**WHAT IS BEING ASKED**:
Gather up all lines that carry the word "this".

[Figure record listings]
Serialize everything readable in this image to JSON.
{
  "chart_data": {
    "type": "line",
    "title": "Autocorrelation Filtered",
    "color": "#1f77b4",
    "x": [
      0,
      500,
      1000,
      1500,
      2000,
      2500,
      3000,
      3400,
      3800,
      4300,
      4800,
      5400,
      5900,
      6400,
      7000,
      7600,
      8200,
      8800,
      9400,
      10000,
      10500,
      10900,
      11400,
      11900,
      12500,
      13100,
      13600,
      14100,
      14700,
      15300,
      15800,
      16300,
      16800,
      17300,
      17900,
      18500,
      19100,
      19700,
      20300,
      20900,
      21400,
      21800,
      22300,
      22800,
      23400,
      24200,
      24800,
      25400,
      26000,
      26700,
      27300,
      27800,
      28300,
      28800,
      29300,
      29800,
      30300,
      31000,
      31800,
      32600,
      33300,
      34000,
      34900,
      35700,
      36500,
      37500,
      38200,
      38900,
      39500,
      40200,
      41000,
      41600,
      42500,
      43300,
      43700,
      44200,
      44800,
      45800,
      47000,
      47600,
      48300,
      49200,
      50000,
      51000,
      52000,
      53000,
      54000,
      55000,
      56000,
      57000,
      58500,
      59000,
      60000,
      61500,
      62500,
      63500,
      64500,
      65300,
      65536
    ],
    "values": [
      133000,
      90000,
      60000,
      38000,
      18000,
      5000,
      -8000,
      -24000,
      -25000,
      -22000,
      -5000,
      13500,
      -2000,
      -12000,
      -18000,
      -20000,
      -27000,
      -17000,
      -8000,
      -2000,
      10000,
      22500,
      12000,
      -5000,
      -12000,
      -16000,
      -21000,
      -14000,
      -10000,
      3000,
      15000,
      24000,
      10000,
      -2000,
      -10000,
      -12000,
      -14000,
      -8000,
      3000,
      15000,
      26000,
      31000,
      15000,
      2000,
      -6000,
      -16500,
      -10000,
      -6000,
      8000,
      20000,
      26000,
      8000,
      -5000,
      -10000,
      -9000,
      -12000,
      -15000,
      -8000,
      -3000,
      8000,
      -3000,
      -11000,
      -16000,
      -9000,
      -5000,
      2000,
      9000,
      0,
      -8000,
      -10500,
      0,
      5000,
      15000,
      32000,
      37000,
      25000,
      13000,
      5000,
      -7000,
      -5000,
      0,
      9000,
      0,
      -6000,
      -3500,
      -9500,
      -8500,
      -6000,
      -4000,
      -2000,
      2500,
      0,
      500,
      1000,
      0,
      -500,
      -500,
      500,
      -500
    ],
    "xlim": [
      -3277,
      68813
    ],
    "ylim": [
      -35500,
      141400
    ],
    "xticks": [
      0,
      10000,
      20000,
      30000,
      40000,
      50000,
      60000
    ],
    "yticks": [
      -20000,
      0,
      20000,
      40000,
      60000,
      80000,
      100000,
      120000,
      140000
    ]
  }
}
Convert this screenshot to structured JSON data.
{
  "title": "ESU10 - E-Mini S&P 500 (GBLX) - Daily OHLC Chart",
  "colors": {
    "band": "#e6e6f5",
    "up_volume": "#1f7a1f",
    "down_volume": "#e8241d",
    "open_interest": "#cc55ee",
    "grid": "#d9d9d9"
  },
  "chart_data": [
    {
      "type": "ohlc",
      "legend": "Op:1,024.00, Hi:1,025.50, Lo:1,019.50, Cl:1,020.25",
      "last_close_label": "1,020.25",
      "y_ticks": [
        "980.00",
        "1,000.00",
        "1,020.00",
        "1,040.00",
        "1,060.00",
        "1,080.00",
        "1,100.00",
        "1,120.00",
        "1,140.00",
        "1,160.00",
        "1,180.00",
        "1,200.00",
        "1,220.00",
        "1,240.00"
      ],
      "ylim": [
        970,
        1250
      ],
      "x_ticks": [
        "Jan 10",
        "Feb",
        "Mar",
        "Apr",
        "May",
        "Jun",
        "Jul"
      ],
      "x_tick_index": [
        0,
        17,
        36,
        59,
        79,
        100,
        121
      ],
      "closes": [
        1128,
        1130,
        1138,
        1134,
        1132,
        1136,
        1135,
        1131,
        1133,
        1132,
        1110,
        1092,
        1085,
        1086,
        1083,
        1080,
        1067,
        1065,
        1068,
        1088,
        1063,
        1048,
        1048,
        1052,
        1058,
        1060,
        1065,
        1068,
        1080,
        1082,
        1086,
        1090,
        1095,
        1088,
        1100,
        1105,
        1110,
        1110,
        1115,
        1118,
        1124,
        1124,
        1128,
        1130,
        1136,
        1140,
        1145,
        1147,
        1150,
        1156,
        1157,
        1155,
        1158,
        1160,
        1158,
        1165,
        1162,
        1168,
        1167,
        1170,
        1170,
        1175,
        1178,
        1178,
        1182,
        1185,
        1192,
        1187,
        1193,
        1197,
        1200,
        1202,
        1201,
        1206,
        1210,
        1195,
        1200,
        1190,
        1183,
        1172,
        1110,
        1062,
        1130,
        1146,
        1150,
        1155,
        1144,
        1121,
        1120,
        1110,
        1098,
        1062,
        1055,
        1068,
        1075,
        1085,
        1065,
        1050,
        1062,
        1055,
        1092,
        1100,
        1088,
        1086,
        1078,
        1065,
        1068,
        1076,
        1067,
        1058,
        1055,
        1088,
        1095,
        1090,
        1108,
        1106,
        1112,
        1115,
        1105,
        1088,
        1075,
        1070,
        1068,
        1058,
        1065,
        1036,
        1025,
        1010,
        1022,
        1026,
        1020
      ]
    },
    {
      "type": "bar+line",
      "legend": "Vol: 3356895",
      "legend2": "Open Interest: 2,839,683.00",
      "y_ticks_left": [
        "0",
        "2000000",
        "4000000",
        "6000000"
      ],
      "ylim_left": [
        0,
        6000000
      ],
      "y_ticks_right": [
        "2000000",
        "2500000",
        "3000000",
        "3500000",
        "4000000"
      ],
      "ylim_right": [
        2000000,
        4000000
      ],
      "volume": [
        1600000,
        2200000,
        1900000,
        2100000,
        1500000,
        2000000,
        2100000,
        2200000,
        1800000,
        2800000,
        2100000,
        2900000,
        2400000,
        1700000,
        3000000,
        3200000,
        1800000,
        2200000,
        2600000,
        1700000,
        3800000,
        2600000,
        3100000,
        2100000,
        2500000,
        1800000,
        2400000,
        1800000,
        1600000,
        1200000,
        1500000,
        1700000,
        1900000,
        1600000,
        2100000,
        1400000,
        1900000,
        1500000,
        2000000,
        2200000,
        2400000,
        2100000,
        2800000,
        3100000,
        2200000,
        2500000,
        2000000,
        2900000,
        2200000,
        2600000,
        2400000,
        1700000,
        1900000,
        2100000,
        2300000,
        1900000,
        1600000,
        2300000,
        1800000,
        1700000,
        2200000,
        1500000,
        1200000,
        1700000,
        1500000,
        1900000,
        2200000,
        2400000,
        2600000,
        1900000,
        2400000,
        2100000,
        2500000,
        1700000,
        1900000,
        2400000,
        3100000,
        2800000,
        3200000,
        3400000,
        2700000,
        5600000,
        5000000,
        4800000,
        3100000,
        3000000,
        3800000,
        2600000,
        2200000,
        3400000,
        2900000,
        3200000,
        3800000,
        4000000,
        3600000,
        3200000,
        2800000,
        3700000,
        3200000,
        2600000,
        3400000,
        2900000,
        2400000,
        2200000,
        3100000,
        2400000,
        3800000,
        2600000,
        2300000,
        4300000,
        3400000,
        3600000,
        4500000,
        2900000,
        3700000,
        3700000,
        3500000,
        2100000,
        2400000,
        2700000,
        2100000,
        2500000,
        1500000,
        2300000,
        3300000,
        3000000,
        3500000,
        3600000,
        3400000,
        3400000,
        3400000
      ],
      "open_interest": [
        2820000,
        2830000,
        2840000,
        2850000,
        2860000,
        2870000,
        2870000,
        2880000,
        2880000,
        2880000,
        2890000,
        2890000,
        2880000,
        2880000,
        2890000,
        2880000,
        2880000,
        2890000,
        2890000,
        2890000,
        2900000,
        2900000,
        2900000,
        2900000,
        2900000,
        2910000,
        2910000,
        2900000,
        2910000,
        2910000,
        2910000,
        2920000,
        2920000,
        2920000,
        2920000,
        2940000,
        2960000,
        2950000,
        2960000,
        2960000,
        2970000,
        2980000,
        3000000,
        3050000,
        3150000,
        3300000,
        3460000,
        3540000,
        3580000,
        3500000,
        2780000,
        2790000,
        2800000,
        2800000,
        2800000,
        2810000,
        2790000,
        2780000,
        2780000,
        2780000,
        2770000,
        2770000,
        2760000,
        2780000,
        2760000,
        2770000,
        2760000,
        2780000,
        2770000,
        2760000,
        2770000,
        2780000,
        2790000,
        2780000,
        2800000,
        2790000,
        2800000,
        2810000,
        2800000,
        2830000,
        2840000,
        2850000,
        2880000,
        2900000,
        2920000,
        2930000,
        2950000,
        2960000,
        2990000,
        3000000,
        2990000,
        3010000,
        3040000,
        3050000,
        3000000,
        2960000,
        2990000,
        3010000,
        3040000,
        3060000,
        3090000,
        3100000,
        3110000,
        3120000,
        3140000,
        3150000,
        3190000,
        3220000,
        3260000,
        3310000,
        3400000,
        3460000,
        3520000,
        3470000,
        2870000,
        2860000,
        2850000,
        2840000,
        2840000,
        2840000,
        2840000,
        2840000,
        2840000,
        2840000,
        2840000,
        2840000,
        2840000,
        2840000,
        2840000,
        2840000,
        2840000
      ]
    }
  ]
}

**FULL OUTPUT**:
Serialize everything readable in this image to JSON.
Convert this screenshot to structured JSON data.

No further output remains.